** start THE RECORDS **

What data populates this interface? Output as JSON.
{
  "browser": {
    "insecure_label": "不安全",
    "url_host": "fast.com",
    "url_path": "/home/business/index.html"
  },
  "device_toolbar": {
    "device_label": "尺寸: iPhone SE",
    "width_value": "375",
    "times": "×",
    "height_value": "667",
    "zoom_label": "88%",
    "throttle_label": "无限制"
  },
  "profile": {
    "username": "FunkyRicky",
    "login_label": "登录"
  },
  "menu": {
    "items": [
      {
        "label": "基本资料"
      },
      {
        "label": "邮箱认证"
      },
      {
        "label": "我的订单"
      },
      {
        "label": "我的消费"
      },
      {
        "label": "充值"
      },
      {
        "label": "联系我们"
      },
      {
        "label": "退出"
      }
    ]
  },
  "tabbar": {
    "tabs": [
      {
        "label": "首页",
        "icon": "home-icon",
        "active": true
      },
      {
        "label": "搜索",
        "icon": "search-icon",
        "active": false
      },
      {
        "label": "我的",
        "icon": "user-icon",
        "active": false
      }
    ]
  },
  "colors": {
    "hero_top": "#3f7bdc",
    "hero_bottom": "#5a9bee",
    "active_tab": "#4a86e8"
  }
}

** end THE RECORDS **

WHAT TO WORK ON = Print every line of the records exactly. Omit nothing.

SOLUTION TO THIS EXERCISE =
What data populates this interface? Output as JSON.
{
  "browser": {
    "insecure_label": "不安全",
    "url_host": "fast.com",
    "url_path": "/home/business/index.html"
  },
  "device_toolbar": {
    "device_label": "尺寸: iPhone SE",
    "width_value": "375",
    "times": "×",
    "height_value": "667",
    "zoom_label": "88%",
    "throttle_label": "无限制"
  },
  "profile": {
    "username": "FunkyRicky",
    "login_label": "登录"
  },
  "menu": {
    "items": [
      {
        "label": "基本资料"
      },
      {
        "label": "邮箱认证"
      },
      {
        "label": "我的订单"
      },
      {
        "label": "我的消费"
      },
      {
        "label": "充值"
      },
      {
        "label": "联系我们"
      },
      {
        "label": "退出"
      }
    ]
  },
  "tabbar": {
    "tabs": [
      {
        "label": "首页",
        "icon": "home-icon",
        "active": true
      },
      {
        "label": "搜索",
        "icon": "search-icon",
        "active": false
      },
      {
        "label": "我的",
        "icon": "user-icon",
        "active": false
      }
    ]
  },
  "colors": {
    "hero_top": "#3f7bdc",
    "hero_bottom": "#5a9bee",
    "active_tab": "#4a86e8"
  }
}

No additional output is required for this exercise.